Request: Determine which lines of the records include the word "title", and copy them.

--- start of Given entries ---

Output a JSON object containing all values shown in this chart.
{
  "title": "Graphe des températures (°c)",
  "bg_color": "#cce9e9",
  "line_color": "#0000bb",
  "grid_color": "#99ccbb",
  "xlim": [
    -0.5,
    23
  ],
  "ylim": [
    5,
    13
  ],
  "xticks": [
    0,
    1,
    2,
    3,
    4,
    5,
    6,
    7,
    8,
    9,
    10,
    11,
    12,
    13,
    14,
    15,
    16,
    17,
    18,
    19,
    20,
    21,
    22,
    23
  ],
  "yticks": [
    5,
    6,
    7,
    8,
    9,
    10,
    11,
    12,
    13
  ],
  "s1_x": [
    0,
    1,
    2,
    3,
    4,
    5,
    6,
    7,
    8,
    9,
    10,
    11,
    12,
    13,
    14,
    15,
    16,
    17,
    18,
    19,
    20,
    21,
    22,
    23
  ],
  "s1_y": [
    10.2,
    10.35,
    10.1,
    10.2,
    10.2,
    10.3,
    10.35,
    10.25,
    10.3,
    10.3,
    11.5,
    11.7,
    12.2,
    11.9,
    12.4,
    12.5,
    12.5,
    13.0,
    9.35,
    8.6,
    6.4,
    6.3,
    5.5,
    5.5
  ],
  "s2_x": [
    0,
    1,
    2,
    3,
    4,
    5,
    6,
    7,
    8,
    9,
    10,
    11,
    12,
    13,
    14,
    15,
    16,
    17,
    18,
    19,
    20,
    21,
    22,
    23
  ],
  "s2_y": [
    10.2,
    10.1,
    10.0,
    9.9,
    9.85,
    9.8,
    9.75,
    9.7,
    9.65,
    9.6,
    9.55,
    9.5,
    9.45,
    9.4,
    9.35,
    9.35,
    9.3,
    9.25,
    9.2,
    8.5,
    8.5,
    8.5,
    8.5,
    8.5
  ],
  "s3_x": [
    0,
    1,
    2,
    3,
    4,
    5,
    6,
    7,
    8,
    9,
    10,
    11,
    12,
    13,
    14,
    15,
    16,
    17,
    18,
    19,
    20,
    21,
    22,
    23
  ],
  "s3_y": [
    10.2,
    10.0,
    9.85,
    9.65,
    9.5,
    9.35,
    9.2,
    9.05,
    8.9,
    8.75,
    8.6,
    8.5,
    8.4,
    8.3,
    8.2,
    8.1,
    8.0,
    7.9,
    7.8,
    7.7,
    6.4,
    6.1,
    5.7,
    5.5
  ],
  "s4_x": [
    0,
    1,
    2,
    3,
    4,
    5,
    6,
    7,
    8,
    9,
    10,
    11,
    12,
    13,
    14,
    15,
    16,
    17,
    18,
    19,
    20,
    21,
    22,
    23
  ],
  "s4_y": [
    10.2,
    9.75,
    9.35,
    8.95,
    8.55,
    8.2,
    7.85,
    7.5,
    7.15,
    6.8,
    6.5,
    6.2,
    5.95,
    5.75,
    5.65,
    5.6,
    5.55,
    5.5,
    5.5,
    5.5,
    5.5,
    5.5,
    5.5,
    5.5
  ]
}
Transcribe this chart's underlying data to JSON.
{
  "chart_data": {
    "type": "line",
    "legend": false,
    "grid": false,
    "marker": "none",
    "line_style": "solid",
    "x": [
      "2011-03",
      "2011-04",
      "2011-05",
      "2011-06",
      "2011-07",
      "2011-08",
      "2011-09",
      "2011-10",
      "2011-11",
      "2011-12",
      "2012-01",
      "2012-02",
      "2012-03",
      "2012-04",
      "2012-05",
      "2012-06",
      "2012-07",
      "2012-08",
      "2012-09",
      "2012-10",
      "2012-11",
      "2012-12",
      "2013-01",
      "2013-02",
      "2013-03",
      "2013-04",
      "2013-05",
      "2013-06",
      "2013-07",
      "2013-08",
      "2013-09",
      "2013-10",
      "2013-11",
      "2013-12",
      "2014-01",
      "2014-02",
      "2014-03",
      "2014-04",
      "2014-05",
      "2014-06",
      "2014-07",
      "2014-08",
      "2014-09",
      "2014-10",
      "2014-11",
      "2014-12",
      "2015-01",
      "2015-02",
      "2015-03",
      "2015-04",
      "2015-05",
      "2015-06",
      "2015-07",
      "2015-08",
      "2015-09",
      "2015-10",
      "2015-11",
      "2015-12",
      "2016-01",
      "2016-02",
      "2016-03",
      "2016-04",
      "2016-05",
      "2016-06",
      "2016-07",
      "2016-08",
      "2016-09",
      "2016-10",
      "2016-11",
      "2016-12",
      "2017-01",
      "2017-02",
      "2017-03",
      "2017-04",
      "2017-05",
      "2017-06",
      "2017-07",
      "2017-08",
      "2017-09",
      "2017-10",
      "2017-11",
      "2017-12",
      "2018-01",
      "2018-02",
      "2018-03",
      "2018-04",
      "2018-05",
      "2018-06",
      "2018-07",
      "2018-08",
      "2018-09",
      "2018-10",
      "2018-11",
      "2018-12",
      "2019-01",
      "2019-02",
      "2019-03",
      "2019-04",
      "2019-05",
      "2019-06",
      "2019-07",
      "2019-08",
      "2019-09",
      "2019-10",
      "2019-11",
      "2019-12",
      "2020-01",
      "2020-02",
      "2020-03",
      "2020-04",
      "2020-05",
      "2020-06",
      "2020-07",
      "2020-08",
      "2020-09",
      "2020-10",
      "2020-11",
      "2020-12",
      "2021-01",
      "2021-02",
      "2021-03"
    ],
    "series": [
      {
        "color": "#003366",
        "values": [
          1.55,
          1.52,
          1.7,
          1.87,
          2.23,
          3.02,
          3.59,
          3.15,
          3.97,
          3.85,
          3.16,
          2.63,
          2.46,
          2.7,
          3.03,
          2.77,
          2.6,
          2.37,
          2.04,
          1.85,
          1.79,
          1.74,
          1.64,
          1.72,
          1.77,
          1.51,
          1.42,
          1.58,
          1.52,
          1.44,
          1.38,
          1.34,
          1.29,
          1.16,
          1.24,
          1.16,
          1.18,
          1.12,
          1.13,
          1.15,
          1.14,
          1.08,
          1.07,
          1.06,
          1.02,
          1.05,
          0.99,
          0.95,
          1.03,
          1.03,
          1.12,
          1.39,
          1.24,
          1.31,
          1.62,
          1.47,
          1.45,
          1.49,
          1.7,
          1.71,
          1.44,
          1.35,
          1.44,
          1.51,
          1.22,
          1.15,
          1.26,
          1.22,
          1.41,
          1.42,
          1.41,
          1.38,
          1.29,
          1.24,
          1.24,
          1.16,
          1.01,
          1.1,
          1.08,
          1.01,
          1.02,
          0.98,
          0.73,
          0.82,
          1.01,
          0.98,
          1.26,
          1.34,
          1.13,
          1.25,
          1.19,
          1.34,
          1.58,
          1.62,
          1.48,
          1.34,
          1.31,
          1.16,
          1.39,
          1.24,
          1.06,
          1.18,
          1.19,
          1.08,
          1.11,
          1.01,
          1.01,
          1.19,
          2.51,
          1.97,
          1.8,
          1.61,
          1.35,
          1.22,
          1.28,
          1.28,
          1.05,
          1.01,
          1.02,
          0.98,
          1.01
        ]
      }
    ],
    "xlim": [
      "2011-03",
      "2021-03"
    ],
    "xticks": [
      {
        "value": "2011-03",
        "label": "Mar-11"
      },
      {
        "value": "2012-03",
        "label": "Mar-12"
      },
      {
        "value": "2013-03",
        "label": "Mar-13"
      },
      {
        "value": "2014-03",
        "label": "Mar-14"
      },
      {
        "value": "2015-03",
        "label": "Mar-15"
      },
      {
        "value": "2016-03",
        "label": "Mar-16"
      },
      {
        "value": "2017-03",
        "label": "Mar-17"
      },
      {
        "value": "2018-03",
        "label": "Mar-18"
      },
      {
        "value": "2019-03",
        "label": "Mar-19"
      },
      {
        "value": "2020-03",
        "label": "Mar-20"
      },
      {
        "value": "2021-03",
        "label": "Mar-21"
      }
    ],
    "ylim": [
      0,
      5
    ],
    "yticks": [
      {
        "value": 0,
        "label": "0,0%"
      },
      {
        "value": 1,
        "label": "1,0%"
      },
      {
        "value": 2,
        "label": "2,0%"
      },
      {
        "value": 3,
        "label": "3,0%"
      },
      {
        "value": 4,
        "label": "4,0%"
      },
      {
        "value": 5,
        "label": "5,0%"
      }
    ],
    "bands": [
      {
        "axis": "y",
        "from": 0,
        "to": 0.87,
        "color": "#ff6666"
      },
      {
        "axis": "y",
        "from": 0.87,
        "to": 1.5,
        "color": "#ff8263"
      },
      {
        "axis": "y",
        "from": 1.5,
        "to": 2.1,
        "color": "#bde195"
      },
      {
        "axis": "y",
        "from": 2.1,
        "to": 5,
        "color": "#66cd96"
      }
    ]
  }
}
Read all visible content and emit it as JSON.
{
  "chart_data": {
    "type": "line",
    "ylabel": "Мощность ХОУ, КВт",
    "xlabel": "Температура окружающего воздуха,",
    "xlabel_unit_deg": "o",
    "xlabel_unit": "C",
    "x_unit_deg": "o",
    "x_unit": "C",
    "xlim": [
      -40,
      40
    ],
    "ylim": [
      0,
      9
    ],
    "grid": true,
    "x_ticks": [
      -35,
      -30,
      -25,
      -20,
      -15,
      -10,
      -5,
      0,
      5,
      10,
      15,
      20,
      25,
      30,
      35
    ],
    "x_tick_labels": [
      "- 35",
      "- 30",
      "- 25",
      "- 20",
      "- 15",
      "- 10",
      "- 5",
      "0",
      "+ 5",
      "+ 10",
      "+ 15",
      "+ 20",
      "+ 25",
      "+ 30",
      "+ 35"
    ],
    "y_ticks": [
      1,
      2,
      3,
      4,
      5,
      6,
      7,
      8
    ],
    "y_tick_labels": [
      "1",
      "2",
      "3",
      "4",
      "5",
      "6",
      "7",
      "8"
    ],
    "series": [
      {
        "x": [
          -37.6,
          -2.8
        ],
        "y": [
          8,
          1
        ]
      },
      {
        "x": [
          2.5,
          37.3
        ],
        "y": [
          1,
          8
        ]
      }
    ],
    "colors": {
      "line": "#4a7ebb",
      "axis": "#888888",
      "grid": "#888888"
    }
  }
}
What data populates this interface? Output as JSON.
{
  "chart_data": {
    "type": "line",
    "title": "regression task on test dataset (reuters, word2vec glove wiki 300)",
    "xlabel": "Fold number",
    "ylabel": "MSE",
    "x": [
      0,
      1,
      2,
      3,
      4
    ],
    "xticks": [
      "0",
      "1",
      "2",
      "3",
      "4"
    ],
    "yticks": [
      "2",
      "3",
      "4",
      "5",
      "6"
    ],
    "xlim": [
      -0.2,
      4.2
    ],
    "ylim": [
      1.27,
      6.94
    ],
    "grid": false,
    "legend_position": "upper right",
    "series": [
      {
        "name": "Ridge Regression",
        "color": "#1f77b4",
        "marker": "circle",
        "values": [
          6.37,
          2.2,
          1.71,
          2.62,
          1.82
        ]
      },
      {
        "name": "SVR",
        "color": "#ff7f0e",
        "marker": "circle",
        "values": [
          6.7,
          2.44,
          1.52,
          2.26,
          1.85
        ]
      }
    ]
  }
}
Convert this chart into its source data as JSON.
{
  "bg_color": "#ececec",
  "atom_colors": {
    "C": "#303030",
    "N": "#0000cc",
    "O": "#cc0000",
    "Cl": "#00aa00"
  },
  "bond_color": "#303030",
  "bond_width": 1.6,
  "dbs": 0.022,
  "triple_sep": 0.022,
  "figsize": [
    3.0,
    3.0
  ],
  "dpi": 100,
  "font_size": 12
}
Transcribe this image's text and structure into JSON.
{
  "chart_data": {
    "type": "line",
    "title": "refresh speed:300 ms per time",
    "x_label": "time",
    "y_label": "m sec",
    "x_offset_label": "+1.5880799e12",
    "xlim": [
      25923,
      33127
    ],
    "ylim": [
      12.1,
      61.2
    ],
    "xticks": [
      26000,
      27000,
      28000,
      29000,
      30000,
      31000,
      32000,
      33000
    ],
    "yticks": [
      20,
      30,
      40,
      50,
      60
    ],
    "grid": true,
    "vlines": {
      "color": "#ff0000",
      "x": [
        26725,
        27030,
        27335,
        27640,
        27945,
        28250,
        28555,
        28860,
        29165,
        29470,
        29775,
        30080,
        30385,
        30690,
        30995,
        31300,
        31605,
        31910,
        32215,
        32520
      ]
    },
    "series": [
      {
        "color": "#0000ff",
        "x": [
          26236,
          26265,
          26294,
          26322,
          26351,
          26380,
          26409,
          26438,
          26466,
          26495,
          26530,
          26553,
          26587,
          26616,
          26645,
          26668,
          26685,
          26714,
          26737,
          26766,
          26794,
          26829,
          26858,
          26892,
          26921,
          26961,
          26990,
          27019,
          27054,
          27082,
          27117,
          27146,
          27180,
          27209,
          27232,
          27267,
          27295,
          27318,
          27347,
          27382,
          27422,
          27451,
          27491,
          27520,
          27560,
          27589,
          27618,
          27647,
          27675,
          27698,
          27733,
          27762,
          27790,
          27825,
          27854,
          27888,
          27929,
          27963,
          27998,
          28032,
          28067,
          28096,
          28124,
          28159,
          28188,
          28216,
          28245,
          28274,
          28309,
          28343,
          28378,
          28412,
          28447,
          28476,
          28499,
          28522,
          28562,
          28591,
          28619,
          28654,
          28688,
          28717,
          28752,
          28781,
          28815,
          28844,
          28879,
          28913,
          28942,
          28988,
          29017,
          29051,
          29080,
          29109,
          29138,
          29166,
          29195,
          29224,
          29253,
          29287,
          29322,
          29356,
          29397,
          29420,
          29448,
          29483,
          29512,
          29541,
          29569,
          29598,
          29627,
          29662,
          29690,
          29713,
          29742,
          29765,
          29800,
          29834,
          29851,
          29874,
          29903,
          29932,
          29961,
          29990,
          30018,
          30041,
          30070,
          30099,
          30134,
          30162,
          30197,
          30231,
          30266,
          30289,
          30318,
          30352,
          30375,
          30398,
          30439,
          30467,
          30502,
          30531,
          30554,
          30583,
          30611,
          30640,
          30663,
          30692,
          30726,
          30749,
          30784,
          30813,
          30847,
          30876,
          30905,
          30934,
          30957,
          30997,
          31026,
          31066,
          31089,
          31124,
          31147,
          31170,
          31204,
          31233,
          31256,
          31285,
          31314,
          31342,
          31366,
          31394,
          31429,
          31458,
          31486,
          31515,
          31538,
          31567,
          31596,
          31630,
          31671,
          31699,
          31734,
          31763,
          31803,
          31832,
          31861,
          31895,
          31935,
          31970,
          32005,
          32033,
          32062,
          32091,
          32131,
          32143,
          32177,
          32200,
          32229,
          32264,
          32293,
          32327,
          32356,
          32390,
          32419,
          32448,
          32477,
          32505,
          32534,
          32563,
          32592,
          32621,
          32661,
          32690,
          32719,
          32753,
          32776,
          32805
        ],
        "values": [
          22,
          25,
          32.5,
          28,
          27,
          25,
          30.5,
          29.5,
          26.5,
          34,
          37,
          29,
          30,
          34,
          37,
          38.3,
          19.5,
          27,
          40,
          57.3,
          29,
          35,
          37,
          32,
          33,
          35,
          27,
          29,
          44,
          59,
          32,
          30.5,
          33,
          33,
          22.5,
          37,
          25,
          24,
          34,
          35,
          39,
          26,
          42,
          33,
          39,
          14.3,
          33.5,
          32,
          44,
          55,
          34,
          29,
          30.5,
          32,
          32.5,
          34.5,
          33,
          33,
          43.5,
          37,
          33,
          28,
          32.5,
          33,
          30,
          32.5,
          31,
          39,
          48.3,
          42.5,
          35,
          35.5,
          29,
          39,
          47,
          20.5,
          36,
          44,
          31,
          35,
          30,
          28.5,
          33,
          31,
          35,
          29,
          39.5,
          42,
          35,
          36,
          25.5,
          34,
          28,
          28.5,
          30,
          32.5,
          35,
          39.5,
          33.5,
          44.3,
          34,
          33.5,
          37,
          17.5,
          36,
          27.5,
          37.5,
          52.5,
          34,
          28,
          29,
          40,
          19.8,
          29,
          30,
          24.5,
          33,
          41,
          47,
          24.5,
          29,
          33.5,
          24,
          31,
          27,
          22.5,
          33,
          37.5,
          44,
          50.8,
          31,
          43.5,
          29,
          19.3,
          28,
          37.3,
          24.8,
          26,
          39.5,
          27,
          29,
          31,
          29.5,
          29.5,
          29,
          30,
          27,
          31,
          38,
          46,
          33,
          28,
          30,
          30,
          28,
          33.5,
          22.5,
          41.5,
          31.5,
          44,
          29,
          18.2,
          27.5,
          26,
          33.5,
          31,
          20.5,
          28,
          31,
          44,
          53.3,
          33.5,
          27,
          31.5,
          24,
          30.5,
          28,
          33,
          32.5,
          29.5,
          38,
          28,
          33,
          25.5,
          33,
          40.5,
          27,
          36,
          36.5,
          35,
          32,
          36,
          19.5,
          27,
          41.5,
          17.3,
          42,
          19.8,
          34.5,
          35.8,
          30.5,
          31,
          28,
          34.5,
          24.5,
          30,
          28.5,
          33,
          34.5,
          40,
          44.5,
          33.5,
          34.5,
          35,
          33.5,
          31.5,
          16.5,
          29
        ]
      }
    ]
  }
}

--- end of Given entries ---

Problem solution:
  "title": "Graphe des températures (°c)",
    "title": "regression task on test dataset (reuters, word2vec glove wiki 300)",
    "title": "refresh speed:300 ms per time",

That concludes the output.